● Consigne 1:
D'après l'extrait sur les inondations au Sénégal, quel pays voisin est le seul à être plus aride que le Sénégal ?
● Consigne 2:
Réécrivez plus brièvement le paragraphe de l'extrait sur les inondations au Sénégal qui commence par « S'agissant de Dakar », sans perdre ses faits principaux.
● Consigne 3:
Reprenez la rédaction de l'extrait sur les inondations au Sénégal à la suite de sa dernière phrase.

DAKARACTU.COM - Le Sénégal n’est pas situé dans l’Asie des moussons et des typhons. La presqu’île du Cap-Vert (site abritant la capitale, Dakar) n’est pas à proximité de la mer des Caraïbes qui fait figure d’autoroute des cyclones. En bordure du Sahara et en plein Sahel, le Sénégal est le pays le moins arrosé et le moins humide – nonobstant le fleuve éponyme – parmi les quatre voisins qui l’entourent. Exceptée, l’immensité aride et désertique de la Mauritanie.
Ce sont là des constats géographiques qui indexent de façon accablante tous les régimes qui se sont succédé, depuis la proclamation de l’indépendance, avec des parts de responsabilité et des doses de culpabilité évidemment variables, dans le surgissement du phénomène chronique et désolant des inondations. Même si le déficit d’anticipation et le manque de rigueur des Pouvoirs publics, largement partagés, n’absolvent aucun des nombreux gouvernements passés et actuels, au nom de la continuité de l’Etat.
S’agissant de Dakar – condensé grossissant des catastrophes enregistrées sur l’ensemble du territoire – le cauchemar sans fin des inondations trouve son origine dans un mélange incroyable de fautes (pagaille sans restrictions, incivisme sans bornes et gouvernance sans fermeté) qui ont scellé durablement le mariage avec les eaux.
Pourtant, le stock des archives géomorphologiques léguées par le colonisateur auxquelles s’ajoutent les témoignages disponibles des anciens (notamment les fameux conseillers coutumiers de l’Etat encore vivants) auraient pu dicter une politique enrayant cette occupation massive plus rapide que l’aménagement et le lotissement d’un espace aussi revêtu de bourrelets et de trous que la région de Dakar.

● Données fournies:
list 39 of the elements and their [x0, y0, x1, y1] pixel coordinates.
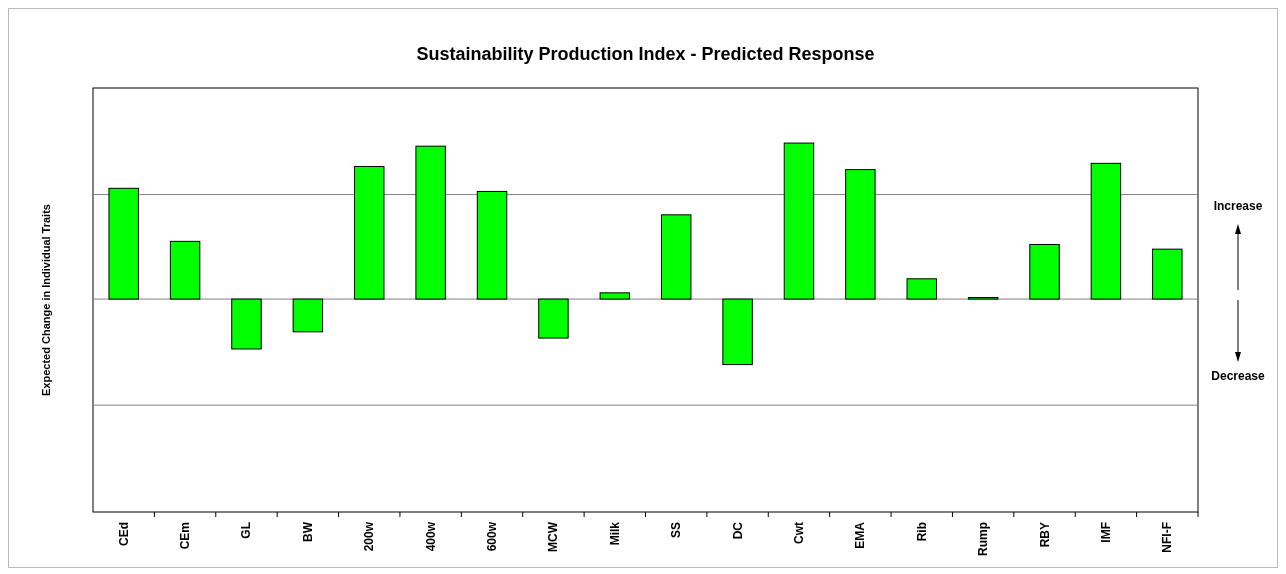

● Bonne réponse 1:
La Mauritanie.

● Bonne réponse 2:
À Dakar, qui concentre les catastrophes de tout le pays, les inondations à répétition viennent d'une accumulation de fautes. Ces fautes sont une pagaille sans restrictions, un incivisme sans bornes et une gouvernance sans fermeté, qui ont lié durablement la ville aux eaux.

● Bonne réponse 3:
Au cours d’un débat sur le plateau de la défunte chaîne Canal Infos, Abdoulaye Makhtar Diop (Grand Dakarois et Grand Sérigne) a égrené devant moi, ses souvenirs de jeune adolescent allant se baigner et, parfois, se procurer des poissons dans de petits lacs et de grandes mares, non loin de la Sotiba, qui – sans l’occupation accélérée et invraisemblable de la zone – escorteraient, aujourd’hui, l’autoroute à péage. Et formeraient des Lacs Léman en miniatures, sans nocivité, entre Dakar et sa banlieue.
Que dire alors du quartier très bien nommé « Wakhinane », littéralement : dégager la terre et boire de l’eau ? Sinon le loger à la même enseigne que les pâtés de maisons établies sur la ceinture de pénéplaines (vallées évasées couronnant le stade final du cycle d’érosion d’un terrain) qui boucle la conurbation dakaroise. Bref, squatter les voies d’eau momentanément asséchées ou s’installer dans les cuvettes meublées d’immondices, reste le sûr moyen de signer un bail avec les inondations.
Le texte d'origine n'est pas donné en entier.